> _Task to complete_:
The entries that follow should be repeated exactly, with no pictures kept.

━━ Input ━━

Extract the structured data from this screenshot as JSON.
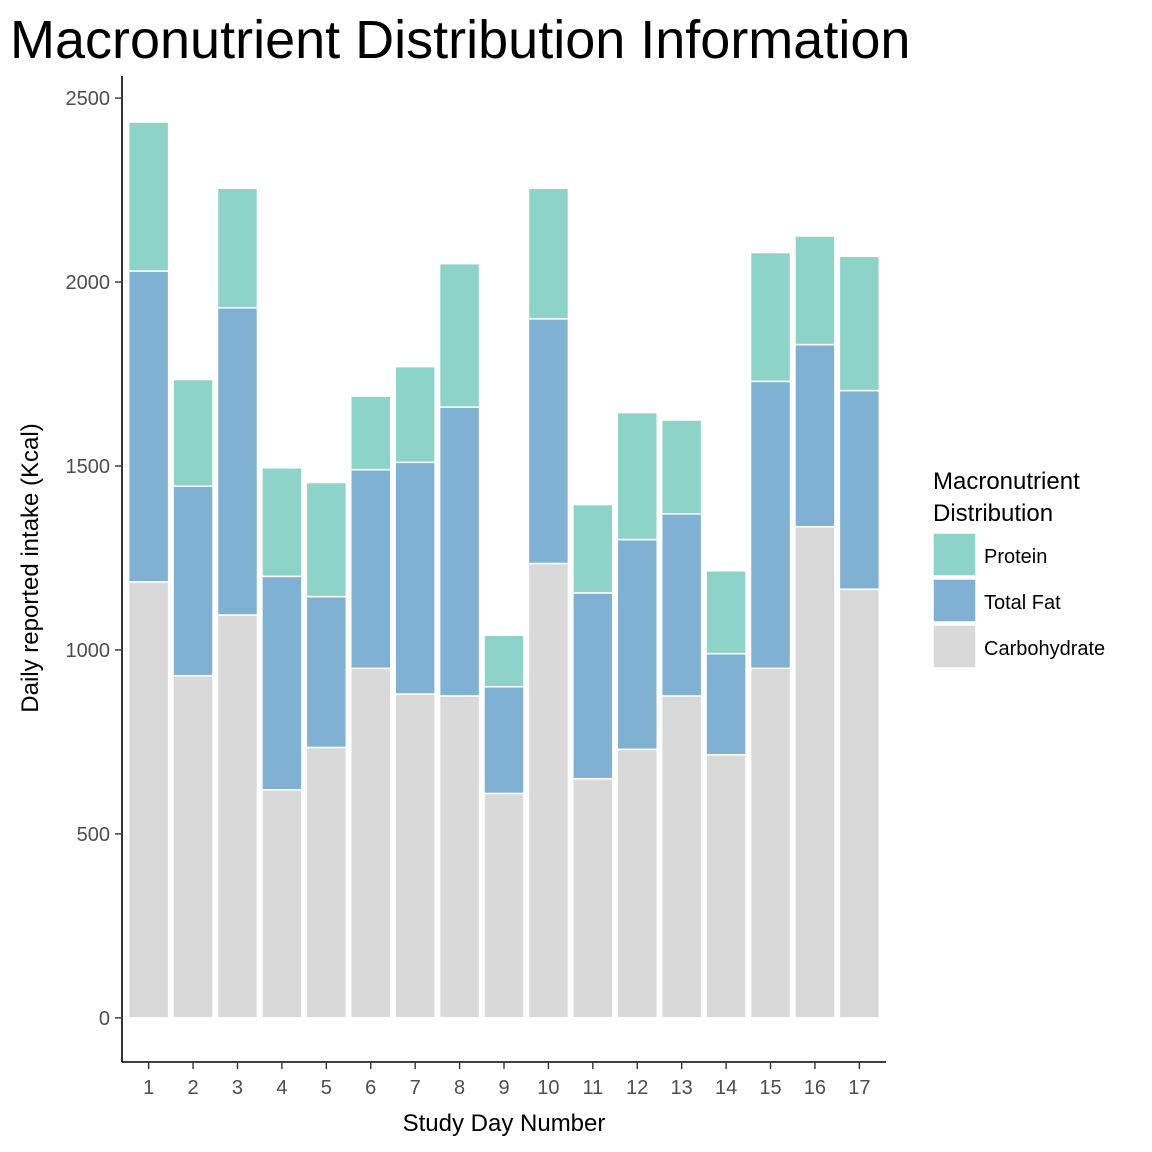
{
  "chart_data": {
    "type": "bar",
    "stacked": true,
    "title": "Macronutrient Distribution Information",
    "xlabel": "Study Day Number",
    "ylabel": "Daily reported intake (Kcal)",
    "categories": [
      "1",
      "2",
      "3",
      "4",
      "5",
      "6",
      "7",
      "8",
      "9",
      "10",
      "11",
      "12",
      "13",
      "14",
      "15",
      "16",
      "17"
    ],
    "ylim": [
      -120,
      2560
    ],
    "yticks": [
      0,
      500,
      1000,
      1500,
      2000,
      2500
    ],
    "grid": false,
    "legend": {
      "title_lines": [
        "Macronutrient",
        "Distribution"
      ],
      "placement": "right"
    },
    "series": [
      {
        "name": "Carbohydrate",
        "color": "#d9d9d9",
        "values": [
          1185,
          930,
          1095,
          620,
          735,
          950,
          880,
          875,
          610,
          1235,
          650,
          730,
          875,
          715,
          950,
          1335,
          1165
        ]
      },
      {
        "name": "Total Fat",
        "color": "#80b1d3",
        "values": [
          845,
          515,
          835,
          580,
          410,
          540,
          630,
          785,
          290,
          665,
          505,
          570,
          495,
          275,
          780,
          495,
          540
        ]
      },
      {
        "name": "Protein",
        "color": "#8dd3c7",
        "values": [
          405,
          290,
          325,
          295,
          310,
          200,
          260,
          390,
          140,
          355,
          240,
          345,
          255,
          225,
          350,
          295,
          365
        ]
      }
    ],
    "legend_order": [
      "Protein",
      "Total Fat",
      "Carbohydrate"
    ]
  }
}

━━━

> _Response box_:
Extract the structured data from this screenshot as JSON.
{
  "chart_data": {
    "type": "bar",
    "stacked": true,
    "title": "Macronutrient Distribution Information",
    "xlabel": "Study Day Number",
    "ylabel": "Daily reported intake (Kcal)",
    "categories": [
      "1",
      "2",
      "3",
      "4",
      "5",
      "6",
      "7",
      "8",
      "9",
      "10",
      "11",
      "12",
      "13",
      "14",
      "15",
      "16",
      "17"
    ],
    "ylim": [
      -120,
      2560
    ],
    "yticks": [
      0,
      500,
      1000,
      1500,
      2000,
      2500
    ],
    "grid": false,
    "legend": {
      "title_lines": [
        "Macronutrient",
        "Distribution"
      ],
      "placement": "right"
    },
    "series": [
      {
        "name": "Carbohydrate",
        "color": "#d9d9d9",
        "values": [
          1185,
          930,
          1095,
          620,
          735,
          950,
          880,
          875,
          610,
          1235,
          650,
          730,
          875,
          715,
          950,
          1335,
          1165
        ]
      },
      {
        "name": "Total Fat",
        "color": "#80b1d3",
        "values": [
          845,
          515,
          835,
          580,
          410,
          540,
          630,
          785,
          290,
          665,
          505,
          570,
          495,
          275,
          780,
          495,
          540
        ]
      },
      {
        "name": "Protein",
        "color": "#8dd3c7",
        "values": [
          405,
          290,
          325,
          295,
          310,
          200,
          260,
          390,
          140,
          355,
          240,
          345,
          255,
          225,
          350,
          295,
          365
        ]
      }
    ],
    "legend_order": [
      "Protein",
      "Total Fat",
      "Carbohydrate"
    ]
  }
}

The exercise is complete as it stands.